Goal: For the copy, please give all of the data again exactly and leave the pictures out.

The input:
----------

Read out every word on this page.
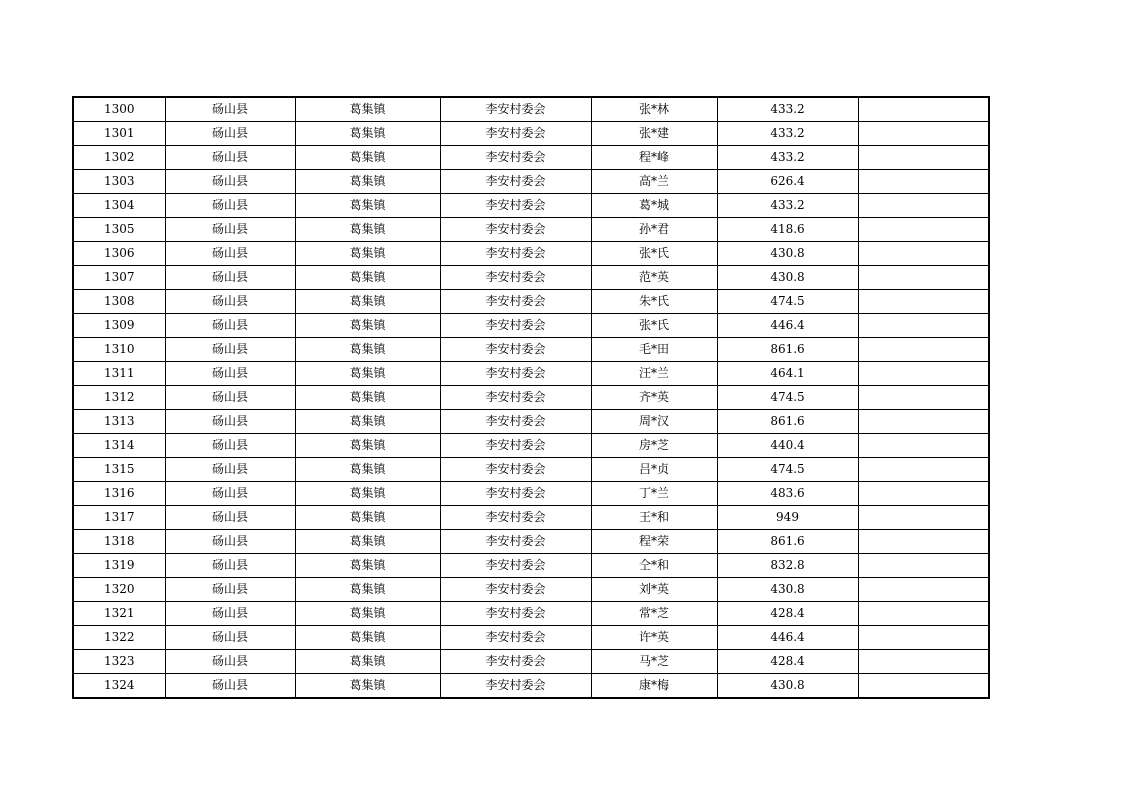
1300	砀山县	葛集镇	李安村委会	张*林	433.2	
1301	砀山县	葛集镇	李安村委会	张*建	433.2	
1302	砀山县	葛集镇	李安村委会	程*峰	433.2	
1303	砀山县	葛集镇	李安村委会	高*兰	626.4	
1304	砀山县	葛集镇	李安村委会	葛*城	433.2	
1305	砀山县	葛集镇	李安村委会	孙*君	418.6	
1306	砀山县	葛集镇	李安村委会	张*氏	430.8	
1307	砀山县	葛集镇	李安村委会	范*英	430.8	
1308	砀山县	葛集镇	李安村委会	朱*氏	474.5	
1309	砀山县	葛集镇	李安村委会	张*氏	446.4	
1310	砀山县	葛集镇	李安村委会	毛*田	861.6	
1311	砀山县	葛集镇	李安村委会	汪*兰	464.1	
1312	砀山县	葛集镇	李安村委会	齐*英	474.5	
1313	砀山县	葛集镇	李安村委会	周*汉	861.6	
1314	砀山县	葛集镇	李安村委会	房*芝	440.4	
1315	砀山县	葛集镇	李安村委会	吕*贞	474.5	
1316	砀山县	葛集镇	李安村委会	丁*兰	483.6	
1317	砀山县	葛集镇	李安村委会	王*和	949	
1318	砀山县	葛集镇	李安村委会	程*荣	861.6	
1319	砀山县	葛集镇	李安村委会	仝*和	832.8	
1320	砀山县	葛集镇	李安村委会	刘*英	430.8	
1321	砀山县	葛集镇	李安村委会	常*芝	428.4	
1322	砀山县	葛集镇	李安村委会	许*英	446.4	
1323	砀山县	葛集镇	李安村委会	马*芝	428.4	
1324	砀山县	葛集镇	李安村委会	康*梅	430.8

----------

Output:
Read out every word on this page.
1300	砀山县	葛集镇	李安村委会	张*林	433.2	
1301	砀山县	葛集镇	李安村委会	张*建	433.2	
1302	砀山县	葛集镇	李安村委会	程*峰	433.2	
1303	砀山县	葛集镇	李安村委会	高*兰	626.4	
1304	砀山县	葛集镇	李安村委会	葛*城	433.2	
1305	砀山县	葛集镇	李安村委会	孙*君	418.6	
1306	砀山县	葛集镇	李安村委会	张*氏	430.8	
1307	砀山县	葛集镇	李安村委会	范*英	430.8	
1308	砀山县	葛集镇	李安村委会	朱*氏	474.5	
1309	砀山县	葛集镇	李安村委会	张*氏	446.4	
1310	砀山县	葛集镇	李安村委会	毛*田	861.6	
1311	砀山县	葛集镇	李安村委会	汪*兰	464.1	
1312	砀山县	葛集镇	李安村委会	齐*英	474.5	
1313	砀山县	葛集镇	李安村委会	周*汉	861.6	
1314	砀山县	葛集镇	李安村委会	房*芝	440.4	
1315	砀山县	葛集镇	李安村委会	吕*贞	474.5	
1316	砀山县	葛集镇	李安村委会	丁*兰	483.6	
1317	砀山县	葛集镇	李安村委会	王*和	949	
1318	砀山县	葛集镇	李安村委会	程*荣	861.6	
1319	砀山县	葛集镇	李安村委会	仝*和	832.8	
1320	砀山县	葛集镇	李安村委会	刘*英	430.8	
1321	砀山县	葛集镇	李安村委会	常*芝	428.4	
1322	砀山县	葛集镇	李安村委会	许*英	446.4	
1323	砀山县	葛集镇	李安村委会	马*芝	428.4	
1324	砀山县	葛集镇	李安村委会	康*梅	430.8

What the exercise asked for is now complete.